_Dataset excerpts_
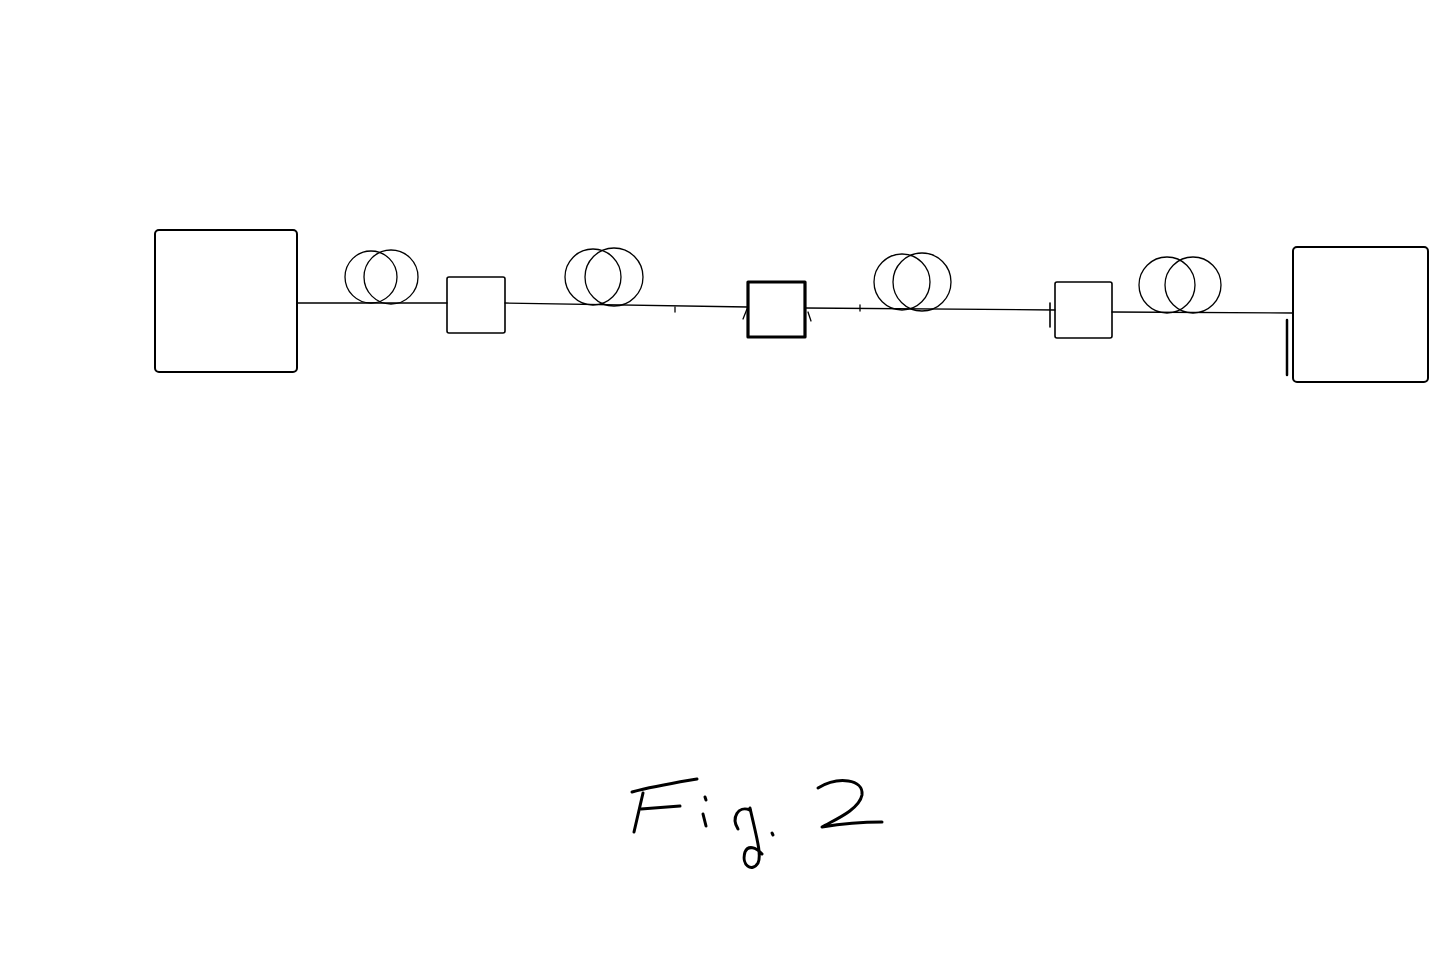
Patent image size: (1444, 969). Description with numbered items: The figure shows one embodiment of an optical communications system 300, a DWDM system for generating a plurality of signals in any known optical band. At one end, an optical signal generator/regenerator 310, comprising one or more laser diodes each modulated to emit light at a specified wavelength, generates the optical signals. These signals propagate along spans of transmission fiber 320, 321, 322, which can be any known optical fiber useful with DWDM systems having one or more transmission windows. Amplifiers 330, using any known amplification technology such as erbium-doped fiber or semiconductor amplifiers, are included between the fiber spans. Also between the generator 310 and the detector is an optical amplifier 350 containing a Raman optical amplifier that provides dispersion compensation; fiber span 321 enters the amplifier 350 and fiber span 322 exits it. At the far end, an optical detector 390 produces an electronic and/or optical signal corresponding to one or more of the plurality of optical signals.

The optical communications system 300 is at (1017, 52).
The optical signal generator/regenerator 310 is at (226, 301).
The span of transmission fiber 320 is at (403, 247).
The fiber span 321 is at (628, 252).
The fiber span 322 is at (925, 252).
The amplifier 330 is at (462, 267).
The optical amplifier 350 is at (775, 339).
The optical detector 390 is at (1357, 315).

_Problem details_
Switch "embodiment" to "implementation" in the stretch from the start of the lines through the line containing "The fiber span 321 is at (628, 252).", and give back only that stretch with everything else unchanged. Omit the pictures from the answer.

_Reply to the exercise_
Patent image size: (1444, 969). Description with numbered items: The figure shows one implementation of an optical communications system 300, a DWDM system for generating a plurality of signals in any known optical band. At one end, an optical signal generator/regenerator 310, comprising one or more laser diodes each modulated to emit light at a specified wavelength, generates the optical signals. These signals propagate along spans of transmission fiber 320, 321, 322, which can be any known optical fiber useful with DWDM systems having one or more transmission windows. Amplifiers 330, using any known amplification technology such as erbium-doped fiber or semiconductor amplifiers, are included between the fiber spans. Also between the generator 310 and the detector is an optical amplifier 350 containing a Raman optical amplifier that provides dispersion compensation; fiber span 321 enters the amplifier 350 and fiber span 322 exits it. At the far end, an optical detector 390 produces an electronic and/or optical signal corresponding to one or more of the plurality of optical signals.

The optical communications system 300 is at (1017, 52).
The optical signal generator/regenerator 310 is at (226, 301).
The span of transmission fiber 320 is at (403, 247).
The fiber span 321 is at (628, 252).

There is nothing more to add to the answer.